▶ [Provided records]:
---

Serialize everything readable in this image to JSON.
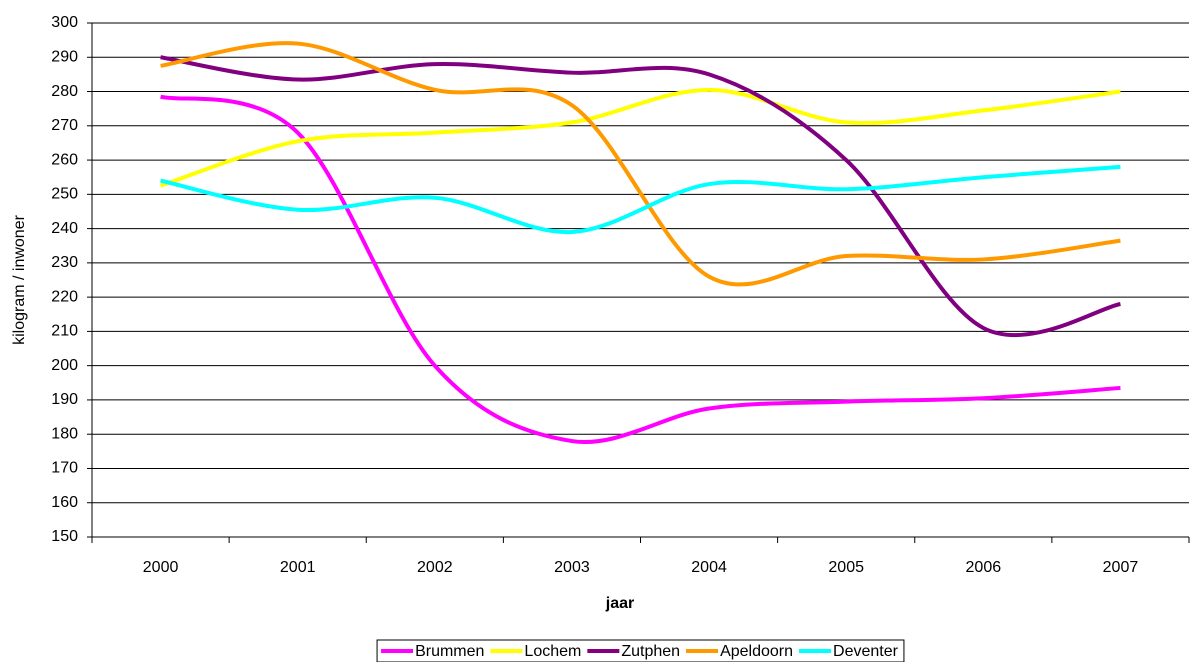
{
  "chart_data": {
    "type": "line",
    "x_label": "jaar",
    "y_label": "kilogram / inwoner",
    "categories": [
      "2000",
      "2001",
      "2002",
      "2003",
      "2004",
      "2005",
      "2006",
      "2007"
    ],
    "series": [
      {
        "name": "Brummen",
        "color": "#ff00ff",
        "values": [
          278.5,
          268,
          200,
          178,
          187.5,
          189.5,
          190.5,
          193.5
        ]
      },
      {
        "name": "Lochem",
        "color": "#ffff00",
        "values": [
          252.5,
          265.5,
          268,
          271,
          280.5,
          271,
          274.5,
          280
        ]
      },
      {
        "name": "Zutphen",
        "color": "#800080",
        "values": [
          290,
          283.5,
          288,
          285.5,
          285,
          260,
          211,
          218
        ]
      },
      {
        "name": "Apeldoorn",
        "color": "#ff9900",
        "values": [
          287.5,
          294,
          280.5,
          276,
          226,
          232,
          231,
          236.5
        ]
      },
      {
        "name": "Deventer",
        "color": "#00ffff",
        "values": [
          254,
          245.5,
          249,
          239,
          253,
          251.5,
          255,
          258
        ]
      }
    ],
    "ylim": [
      150,
      300
    ],
    "yticks": [
      150,
      160,
      170,
      180,
      190,
      200,
      210,
      220,
      230,
      240,
      250,
      260,
      270,
      280,
      290,
      300
    ],
    "grid": true,
    "smooth": true,
    "legend": "bottom"
  }
}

---

▶ [Task prompt]:
Find each line that has the word "color", then copy it out.

▶ [Task output]:
        "color": "#ff00ff",
        "color": "#ffff00",
        "color": "#800080",
        "color": "#ff9900",
        "color": "#00ffff",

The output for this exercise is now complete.